* Goal *
Every line below that contains "image" is to be copied.

--

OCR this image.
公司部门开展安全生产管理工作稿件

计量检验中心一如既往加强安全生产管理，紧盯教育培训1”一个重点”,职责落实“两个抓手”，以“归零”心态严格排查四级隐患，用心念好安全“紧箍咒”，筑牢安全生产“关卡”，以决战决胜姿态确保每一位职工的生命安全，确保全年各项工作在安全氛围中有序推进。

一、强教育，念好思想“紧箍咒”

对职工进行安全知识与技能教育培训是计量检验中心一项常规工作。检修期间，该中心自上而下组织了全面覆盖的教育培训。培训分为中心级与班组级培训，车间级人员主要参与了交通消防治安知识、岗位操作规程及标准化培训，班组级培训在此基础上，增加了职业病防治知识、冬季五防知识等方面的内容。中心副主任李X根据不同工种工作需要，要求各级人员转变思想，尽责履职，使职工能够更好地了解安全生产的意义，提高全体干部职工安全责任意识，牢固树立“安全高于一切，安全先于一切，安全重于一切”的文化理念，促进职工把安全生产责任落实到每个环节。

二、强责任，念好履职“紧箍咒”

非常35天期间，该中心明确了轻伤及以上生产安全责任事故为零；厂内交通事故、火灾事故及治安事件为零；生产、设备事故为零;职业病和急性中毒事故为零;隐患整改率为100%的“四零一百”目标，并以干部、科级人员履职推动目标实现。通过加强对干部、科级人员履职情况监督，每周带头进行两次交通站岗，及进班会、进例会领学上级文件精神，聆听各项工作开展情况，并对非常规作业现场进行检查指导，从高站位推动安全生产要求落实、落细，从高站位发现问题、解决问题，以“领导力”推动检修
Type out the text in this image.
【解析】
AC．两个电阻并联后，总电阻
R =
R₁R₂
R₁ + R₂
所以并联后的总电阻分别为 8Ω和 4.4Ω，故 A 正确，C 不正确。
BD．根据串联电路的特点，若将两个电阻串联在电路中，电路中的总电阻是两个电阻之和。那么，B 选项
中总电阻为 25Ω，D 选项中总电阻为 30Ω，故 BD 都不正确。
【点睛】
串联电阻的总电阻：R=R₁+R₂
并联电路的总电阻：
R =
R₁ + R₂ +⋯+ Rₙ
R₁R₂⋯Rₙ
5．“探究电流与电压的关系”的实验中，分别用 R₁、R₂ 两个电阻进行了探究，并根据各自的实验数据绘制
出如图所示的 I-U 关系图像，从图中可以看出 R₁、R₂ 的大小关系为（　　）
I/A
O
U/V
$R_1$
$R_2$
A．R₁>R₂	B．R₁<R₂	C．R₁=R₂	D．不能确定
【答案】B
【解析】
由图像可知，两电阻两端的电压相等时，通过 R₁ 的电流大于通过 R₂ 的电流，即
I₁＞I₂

--

* Finished exercise *
OCR this image.
Type out the text in this image.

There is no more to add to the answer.